§ WHAT TO PRODUCE: Extract each record and reproduce it exactly.

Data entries
= = = =
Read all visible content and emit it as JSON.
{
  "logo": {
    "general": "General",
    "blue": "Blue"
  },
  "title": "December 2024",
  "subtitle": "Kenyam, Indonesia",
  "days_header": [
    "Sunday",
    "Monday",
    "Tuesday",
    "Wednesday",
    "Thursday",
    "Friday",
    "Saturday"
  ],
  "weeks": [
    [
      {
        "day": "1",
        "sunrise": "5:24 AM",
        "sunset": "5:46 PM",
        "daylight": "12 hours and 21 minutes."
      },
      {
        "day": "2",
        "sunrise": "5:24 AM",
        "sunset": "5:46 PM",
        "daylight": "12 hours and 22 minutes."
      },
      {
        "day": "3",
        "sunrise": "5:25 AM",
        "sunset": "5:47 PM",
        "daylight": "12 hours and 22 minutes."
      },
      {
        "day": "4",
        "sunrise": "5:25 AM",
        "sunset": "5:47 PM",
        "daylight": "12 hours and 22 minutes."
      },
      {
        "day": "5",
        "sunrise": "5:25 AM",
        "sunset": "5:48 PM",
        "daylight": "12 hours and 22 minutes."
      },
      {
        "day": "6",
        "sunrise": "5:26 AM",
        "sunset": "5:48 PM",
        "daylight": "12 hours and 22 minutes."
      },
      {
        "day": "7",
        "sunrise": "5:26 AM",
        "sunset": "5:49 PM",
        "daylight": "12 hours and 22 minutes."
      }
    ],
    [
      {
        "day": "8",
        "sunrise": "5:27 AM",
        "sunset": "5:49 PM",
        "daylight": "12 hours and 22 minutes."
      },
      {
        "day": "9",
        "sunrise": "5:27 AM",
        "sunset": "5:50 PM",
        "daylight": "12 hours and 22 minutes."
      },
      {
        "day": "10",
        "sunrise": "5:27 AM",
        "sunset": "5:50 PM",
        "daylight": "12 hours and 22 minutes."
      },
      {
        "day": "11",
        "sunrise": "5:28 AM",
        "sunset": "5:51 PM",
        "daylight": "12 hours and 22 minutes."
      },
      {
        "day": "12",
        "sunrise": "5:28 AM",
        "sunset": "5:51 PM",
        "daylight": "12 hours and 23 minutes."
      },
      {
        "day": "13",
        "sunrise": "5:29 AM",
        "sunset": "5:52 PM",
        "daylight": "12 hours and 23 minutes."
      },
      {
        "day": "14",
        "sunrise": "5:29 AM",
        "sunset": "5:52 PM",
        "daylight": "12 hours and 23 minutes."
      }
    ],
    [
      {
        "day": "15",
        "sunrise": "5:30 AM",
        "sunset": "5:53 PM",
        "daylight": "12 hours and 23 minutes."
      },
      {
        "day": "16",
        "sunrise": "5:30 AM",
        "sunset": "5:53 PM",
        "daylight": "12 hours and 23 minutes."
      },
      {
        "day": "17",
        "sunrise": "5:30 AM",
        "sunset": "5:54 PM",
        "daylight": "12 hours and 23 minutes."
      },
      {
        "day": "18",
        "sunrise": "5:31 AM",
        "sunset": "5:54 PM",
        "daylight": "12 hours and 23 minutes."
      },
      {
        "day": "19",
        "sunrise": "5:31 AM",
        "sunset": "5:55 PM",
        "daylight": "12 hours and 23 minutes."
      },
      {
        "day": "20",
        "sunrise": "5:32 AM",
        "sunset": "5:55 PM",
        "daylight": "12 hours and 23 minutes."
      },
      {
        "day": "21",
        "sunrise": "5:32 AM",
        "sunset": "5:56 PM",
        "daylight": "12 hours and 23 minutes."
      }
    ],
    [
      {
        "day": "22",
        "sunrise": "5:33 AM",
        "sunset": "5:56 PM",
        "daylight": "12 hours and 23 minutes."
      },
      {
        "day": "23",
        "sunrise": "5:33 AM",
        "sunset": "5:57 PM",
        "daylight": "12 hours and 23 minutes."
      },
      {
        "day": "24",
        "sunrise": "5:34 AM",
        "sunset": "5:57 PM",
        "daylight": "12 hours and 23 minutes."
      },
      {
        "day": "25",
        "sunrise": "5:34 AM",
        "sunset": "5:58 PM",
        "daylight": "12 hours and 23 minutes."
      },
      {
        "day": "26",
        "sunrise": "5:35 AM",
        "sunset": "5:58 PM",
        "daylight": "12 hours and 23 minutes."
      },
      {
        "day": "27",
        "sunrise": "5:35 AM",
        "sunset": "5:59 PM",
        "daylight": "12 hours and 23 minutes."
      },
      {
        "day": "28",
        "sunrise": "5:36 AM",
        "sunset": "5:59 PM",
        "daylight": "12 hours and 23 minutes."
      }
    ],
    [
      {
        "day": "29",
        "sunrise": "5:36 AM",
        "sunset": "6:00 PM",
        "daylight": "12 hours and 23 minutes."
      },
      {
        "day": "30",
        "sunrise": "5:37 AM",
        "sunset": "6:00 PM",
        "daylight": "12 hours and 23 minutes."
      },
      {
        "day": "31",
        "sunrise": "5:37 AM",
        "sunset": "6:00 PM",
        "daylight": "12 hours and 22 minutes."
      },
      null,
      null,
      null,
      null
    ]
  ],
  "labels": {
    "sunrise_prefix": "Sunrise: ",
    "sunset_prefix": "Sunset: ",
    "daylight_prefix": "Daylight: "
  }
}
= = = =
§ TASK SOLUTION:
Read all visible content and emit it as JSON.
{
  "logo": {
    "general": "General",
    "blue": "Blue"
  },
  "title": "December 2024",
  "subtitle": "Kenyam, Indonesia",
  "days_header": [
    "Sunday",
    "Monday",
    "Tuesday",
    "Wednesday",
    "Thursday",
    "Friday",
    "Saturday"
  ],
  "weeks": [
    [
      {
        "day": "1",
        "sunrise": "5:24 AM",
        "sunset": "5:46 PM",
        "daylight": "12 hours and 21 minutes."
      },
      {
        "day": "2",
        "sunrise": "5:24 AM",
        "sunset": "5:46 PM",
        "daylight": "12 hours and 22 minutes."
      },
      {
        "day": "3",
        "sunrise": "5:25 AM",
        "sunset": "5:47 PM",
        "daylight": "12 hours and 22 minutes."
      },
      {
        "day": "4",
        "sunrise": "5:25 AM",
        "sunset": "5:47 PM",
        "daylight": "12 hours and 22 minutes."
      },
      {
        "day": "5",
        "sunrise": "5:25 AM",
        "sunset": "5:48 PM",
        "daylight": "12 hours and 22 minutes."
      },
      {
        "day": "6",
        "sunrise": "5:26 AM",
        "sunset": "5:48 PM",
        "daylight": "12 hours and 22 minutes."
      },
      {
        "day": "7",
        "sunrise": "5:26 AM",
        "sunset": "5:49 PM",
        "daylight": "12 hours and 22 minutes."
      }
    ],
    [
      {
        "day": "8",
        "sunrise": "5:27 AM",
        "sunset": "5:49 PM",
        "daylight": "12 hours and 22 minutes."
      },
      {
        "day": "9",
        "sunrise": "5:27 AM",
        "sunset": "5:50 PM",
        "daylight": "12 hours and 22 minutes."
      },
      {
        "day": "10",
        "sunrise": "5:27 AM",
        "sunset": "5:50 PM",
        "daylight": "12 hours and 22 minutes."
      },
      {
        "day": "11",
        "sunrise": "5:28 AM",
        "sunset": "5:51 PM",
        "daylight": "12 hours and 22 minutes."
      },
      {
        "day": "12",
        "sunrise": "5:28 AM",
        "sunset": "5:51 PM",
        "daylight": "12 hours and 23 minutes."
      },
      {
        "day": "13",
        "sunrise": "5:29 AM",
        "sunset": "5:52 PM",
        "daylight": "12 hours and 23 minutes."
      },
      {
        "day": "14",
        "sunrise": "5:29 AM",
        "sunset": "5:52 PM",
        "daylight": "12 hours and 23 minutes."
      }
    ],
    [
      {
        "day": "15",
        "sunrise": "5:30 AM",
        "sunset": "5:53 PM",
        "daylight": "12 hours and 23 minutes."
      },
      {
        "day": "16",
        "sunrise": "5:30 AM",
        "sunset": "5:53 PM",
        "daylight": "12 hours and 23 minutes."
      },
      {
        "day": "17",
        "sunrise": "5:30 AM",
        "sunset": "5:54 PM",
        "daylight": "12 hours and 23 minutes."
      },
      {
        "day": "18",
        "sunrise": "5:31 AM",
        "sunset": "5:54 PM",
        "daylight": "12 hours and 23 minutes."
      },
      {
        "day": "19",
        "sunrise": "5:31 AM",
        "sunset": "5:55 PM",
        "daylight": "12 hours and 23 minutes."
      },
      {
        "day": "20",
        "sunrise": "5:32 AM",
        "sunset": "5:55 PM",
        "daylight": "12 hours and 23 minutes."
      },
      {
        "day": "21",
        "sunrise": "5:32 AM",
        "sunset": "5:56 PM",
        "daylight": "12 hours and 23 minutes."
      }
    ],
    [
      {
        "day": "22",
        "sunrise": "5:33 AM",
        "sunset": "5:56 PM",
        "daylight": "12 hours and 23 minutes."
      },
      {
        "day": "23",
        "sunrise": "5:33 AM",
        "sunset": "5:57 PM",
        "daylight": "12 hours and 23 minutes."
      },
      {
        "day": "24",
        "sunrise": "5:34 AM",
        "sunset": "5:57 PM",
        "daylight": "12 hours and 23 minutes."
      },
      {
        "day": "25",
        "sunrise": "5:34 AM",
        "sunset": "5:58 PM",
        "daylight": "12 hours and 23 minutes."
      },
      {
        "day": "26",
        "sunrise": "5:35 AM",
        "sunset": "5:58 PM",
        "daylight": "12 hours and 23 minutes."
      },
      {
        "day": "27",
        "sunrise": "5:35 AM",
        "sunset": "5:59 PM",
        "daylight": "12 hours and 23 minutes."
      },
      {
        "day": "28",
        "sunrise": "5:36 AM",
        "sunset": "5:59 PM",
        "daylight": "12 hours and 23 minutes."
      }
    ],
    [
      {
        "day": "29",
        "sunrise": "5:36 AM",
        "sunset": "6:00 PM",
        "daylight": "12 hours and 23 minutes."
      },
      {
        "day": "30",
        "sunrise": "5:37 AM",
        "sunset": "6:00 PM",
        "daylight": "12 hours and 23 minutes."
      },
      {
        "day": "31",
        "sunrise": "5:37 AM",
        "sunset": "6:00 PM",
        "daylight": "12 hours and 22 minutes."
      },
      null,
      null,
      null,
      null
    ]
  ],
  "labels": {
    "sunrise_prefix": "Sunrise: ",
    "sunset_prefix": "Sunset: ",
    "daylight_prefix": "Daylight: "
  }
}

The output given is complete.